# DATA LINES:
[Start]

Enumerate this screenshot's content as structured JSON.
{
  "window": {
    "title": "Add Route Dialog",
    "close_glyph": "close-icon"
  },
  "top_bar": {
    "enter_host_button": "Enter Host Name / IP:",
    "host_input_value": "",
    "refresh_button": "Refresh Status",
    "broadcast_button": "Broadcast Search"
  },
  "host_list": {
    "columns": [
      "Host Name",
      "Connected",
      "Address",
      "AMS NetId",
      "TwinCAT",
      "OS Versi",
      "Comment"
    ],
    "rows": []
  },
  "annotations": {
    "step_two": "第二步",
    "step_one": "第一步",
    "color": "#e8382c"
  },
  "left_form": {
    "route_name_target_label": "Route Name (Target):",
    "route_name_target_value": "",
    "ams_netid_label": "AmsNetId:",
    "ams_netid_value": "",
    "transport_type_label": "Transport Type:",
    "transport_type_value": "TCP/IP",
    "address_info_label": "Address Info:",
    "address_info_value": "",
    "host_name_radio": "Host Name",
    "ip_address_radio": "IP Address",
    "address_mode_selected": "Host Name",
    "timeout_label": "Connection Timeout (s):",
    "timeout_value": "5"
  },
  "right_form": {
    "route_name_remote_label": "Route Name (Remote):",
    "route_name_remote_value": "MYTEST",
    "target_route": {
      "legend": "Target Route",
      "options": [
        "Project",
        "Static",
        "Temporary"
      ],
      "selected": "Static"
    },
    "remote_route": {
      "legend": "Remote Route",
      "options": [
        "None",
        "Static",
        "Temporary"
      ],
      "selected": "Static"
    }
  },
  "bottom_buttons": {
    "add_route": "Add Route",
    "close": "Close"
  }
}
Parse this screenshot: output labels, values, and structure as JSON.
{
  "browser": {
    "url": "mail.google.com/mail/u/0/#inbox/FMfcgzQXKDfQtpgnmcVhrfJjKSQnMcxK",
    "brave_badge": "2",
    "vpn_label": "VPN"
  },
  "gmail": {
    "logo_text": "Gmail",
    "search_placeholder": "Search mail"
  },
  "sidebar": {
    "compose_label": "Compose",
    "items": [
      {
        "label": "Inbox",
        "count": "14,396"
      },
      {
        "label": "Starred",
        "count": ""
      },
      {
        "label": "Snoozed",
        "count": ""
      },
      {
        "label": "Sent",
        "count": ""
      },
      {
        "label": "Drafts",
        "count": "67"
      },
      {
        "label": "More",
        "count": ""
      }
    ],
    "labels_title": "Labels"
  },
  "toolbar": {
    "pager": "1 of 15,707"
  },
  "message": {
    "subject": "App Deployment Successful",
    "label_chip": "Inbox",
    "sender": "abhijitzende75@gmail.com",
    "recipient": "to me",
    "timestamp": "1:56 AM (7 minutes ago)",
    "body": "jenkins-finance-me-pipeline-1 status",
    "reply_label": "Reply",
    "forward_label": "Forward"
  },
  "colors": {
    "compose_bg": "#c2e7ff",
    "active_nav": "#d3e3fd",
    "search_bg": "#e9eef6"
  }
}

[End]

Extract all the material, leaving every line as it is.

Enumerate this screenshot's content as structured JSON.
{
  "window": {
    "title": "Add Route Dialog",
    "close_glyph": "close-icon"
  },
  "top_bar": {
    "enter_host_button": "Enter Host Name / IP:",
    "host_input_value": "",
    "refresh_button": "Refresh Status",
    "broadcast_button": "Broadcast Search"
  },
  "host_list": {
    "columns": [
      "Host Name",
      "Connected",
      "Address",
      "AMS NetId",
      "TwinCAT",
      "OS Versi",
      "Comment"
    ],
    "rows": []
  },
  "annotations": {
    "step_two": "第二步",
    "step_one": "第一步",
    "color": "#e8382c"
  },
  "left_form": {
    "route_name_target_label": "Route Name (Target):",
    "route_name_target_value": "",
    "ams_netid_label": "AmsNetId:",
    "ams_netid_value": "",
    "transport_type_label": "Transport Type:",
    "transport_type_value": "TCP/IP",
    "address_info_label": "Address Info:",
    "address_info_value": "",
    "host_name_radio": "Host Name",
    "ip_address_radio": "IP Address",
    "address_mode_selected": "Host Name",
    "timeout_label": "Connection Timeout (s):",
    "timeout_value": "5"
  },
  "right_form": {
    "route_name_remote_label": "Route Name (Remote):",
    "route_name_remote_value": "MYTEST",
    "target_route": {
      "legend": "Target Route",
      "options": [
        "Project",
        "Static",
        "Temporary"
      ],
      "selected": "Static"
    },
    "remote_route": {
      "legend": "Remote Route",
      "options": [
        "None",
        "Static",
        "Temporary"
      ],
      "selected": "Static"
    }
  },
  "bottom_buttons": {
    "add_route": "Add Route",
    "close": "Close"
  }
}
Parse this screenshot: output labels, values, and structure as JSON.
{
  "browser": {
    "url": "mail.google.com/mail/u/0/#inbox/FMfcgzQXKDfQtpgnmcVhrfJjKSQnMcxK",
    "brave_badge": "2",
    "vpn_label": "VPN"
  },
  "gmail": {
    "logo_text": "Gmail",
    "search_placeholder": "Search mail"
  },
  "sidebar": {
    "compose_label": "Compose",
    "items": [
      {
        "label": "Inbox",
        "count": "14,396"
      },
      {
        "label": "Starred",
        "count": ""
      },
      {
        "label": "Snoozed",
        "count": ""
      },
      {
        "label": "Sent",
        "count": ""
      },
      {
        "label": "Drafts",
        "count": "67"
      },
      {
        "label": "More",
        "count": ""
      }
    ],
    "labels_title": "Labels"
  },
  "toolbar": {
    "pager": "1 of 15,707"
  },
  "message": {
    "subject": "App Deployment Successful",
    "label_chip": "Inbox",
    "sender": "abhijitzende75@gmail.com",
    "recipient": "to me",
    "timestamp": "1:56 AM (7 minutes ago)",
    "body": "jenkins-finance-me-pipeline-1 status",
    "reply_label": "Reply",
    "forward_label": "Forward"
  },
  "colors": {
    "compose_bg": "#c2e7ff",
    "active_nav": "#d3e3fd",
    "search_bg": "#e9eef6"
  }
}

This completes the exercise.